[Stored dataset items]
* * *
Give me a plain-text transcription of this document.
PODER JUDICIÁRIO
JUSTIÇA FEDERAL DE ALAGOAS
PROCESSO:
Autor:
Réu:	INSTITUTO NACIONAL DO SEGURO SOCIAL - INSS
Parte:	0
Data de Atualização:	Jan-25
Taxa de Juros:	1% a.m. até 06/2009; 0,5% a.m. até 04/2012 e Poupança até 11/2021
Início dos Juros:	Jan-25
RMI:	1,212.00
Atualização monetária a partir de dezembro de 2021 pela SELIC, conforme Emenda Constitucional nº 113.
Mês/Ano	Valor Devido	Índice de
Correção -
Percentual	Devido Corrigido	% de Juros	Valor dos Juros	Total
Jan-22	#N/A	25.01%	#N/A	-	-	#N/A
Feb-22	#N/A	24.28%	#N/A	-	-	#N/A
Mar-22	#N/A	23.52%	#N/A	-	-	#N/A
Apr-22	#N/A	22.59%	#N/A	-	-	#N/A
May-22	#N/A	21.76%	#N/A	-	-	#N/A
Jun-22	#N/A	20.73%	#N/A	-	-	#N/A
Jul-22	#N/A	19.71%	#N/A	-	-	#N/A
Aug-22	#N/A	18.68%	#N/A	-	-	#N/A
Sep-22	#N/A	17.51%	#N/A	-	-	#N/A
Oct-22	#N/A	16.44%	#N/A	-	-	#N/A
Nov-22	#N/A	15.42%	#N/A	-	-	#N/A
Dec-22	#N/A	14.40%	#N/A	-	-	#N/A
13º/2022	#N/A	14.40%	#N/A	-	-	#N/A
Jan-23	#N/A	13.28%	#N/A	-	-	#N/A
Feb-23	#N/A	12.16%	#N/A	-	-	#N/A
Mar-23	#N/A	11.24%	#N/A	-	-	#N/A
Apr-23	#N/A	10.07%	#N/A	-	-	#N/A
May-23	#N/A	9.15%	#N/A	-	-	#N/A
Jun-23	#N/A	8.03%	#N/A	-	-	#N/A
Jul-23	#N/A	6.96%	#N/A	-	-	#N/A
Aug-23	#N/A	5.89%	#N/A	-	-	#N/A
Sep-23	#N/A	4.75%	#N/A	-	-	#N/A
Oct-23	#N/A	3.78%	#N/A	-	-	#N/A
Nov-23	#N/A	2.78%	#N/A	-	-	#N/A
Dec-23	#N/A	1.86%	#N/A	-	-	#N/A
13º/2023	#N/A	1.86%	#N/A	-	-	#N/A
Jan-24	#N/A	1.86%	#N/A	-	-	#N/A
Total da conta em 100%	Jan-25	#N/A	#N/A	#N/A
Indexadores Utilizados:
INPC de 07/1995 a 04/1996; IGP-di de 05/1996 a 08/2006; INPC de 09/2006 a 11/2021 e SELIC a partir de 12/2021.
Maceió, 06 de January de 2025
* * *
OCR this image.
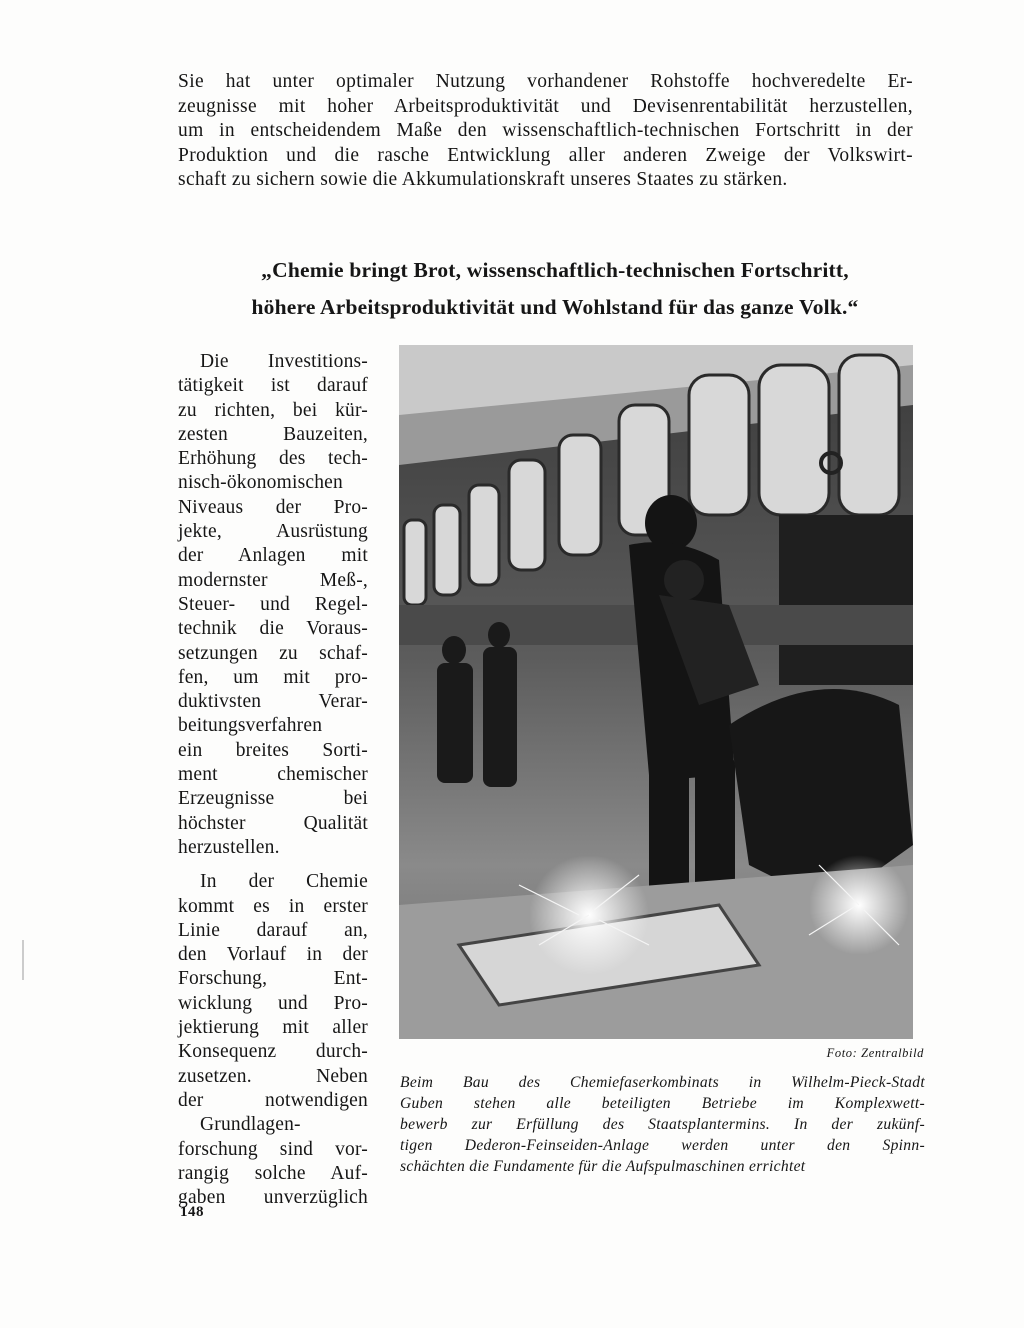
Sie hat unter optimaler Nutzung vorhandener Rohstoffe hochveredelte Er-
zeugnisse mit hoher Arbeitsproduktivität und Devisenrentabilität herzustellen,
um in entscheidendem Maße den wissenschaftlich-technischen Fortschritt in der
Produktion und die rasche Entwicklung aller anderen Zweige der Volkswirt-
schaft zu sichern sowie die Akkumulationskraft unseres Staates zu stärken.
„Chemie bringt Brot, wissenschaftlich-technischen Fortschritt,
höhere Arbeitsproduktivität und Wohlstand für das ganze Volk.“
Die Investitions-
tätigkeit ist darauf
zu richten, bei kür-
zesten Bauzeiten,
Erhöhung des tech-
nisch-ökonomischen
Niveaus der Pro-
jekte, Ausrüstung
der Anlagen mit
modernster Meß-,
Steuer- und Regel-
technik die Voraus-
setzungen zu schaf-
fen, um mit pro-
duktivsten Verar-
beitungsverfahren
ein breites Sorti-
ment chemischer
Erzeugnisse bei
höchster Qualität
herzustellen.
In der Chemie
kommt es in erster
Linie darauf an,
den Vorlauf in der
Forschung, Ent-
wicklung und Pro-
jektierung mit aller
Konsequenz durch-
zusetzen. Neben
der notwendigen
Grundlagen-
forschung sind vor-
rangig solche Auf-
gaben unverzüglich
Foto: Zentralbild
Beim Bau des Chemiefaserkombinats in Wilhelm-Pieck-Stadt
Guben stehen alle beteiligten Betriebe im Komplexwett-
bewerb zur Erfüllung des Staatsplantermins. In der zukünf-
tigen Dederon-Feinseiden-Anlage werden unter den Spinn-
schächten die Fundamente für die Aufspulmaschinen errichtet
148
* * *
• Directions: Gather each line from the listing above that holds "wissenschaftlich".

• Solution for this exercise:
um in entscheidendem Maße den wissenschaftlich-technischen Fortschritt in der
„Chemie bringt Brot, wissenschaftlich-technischen Fortschritt,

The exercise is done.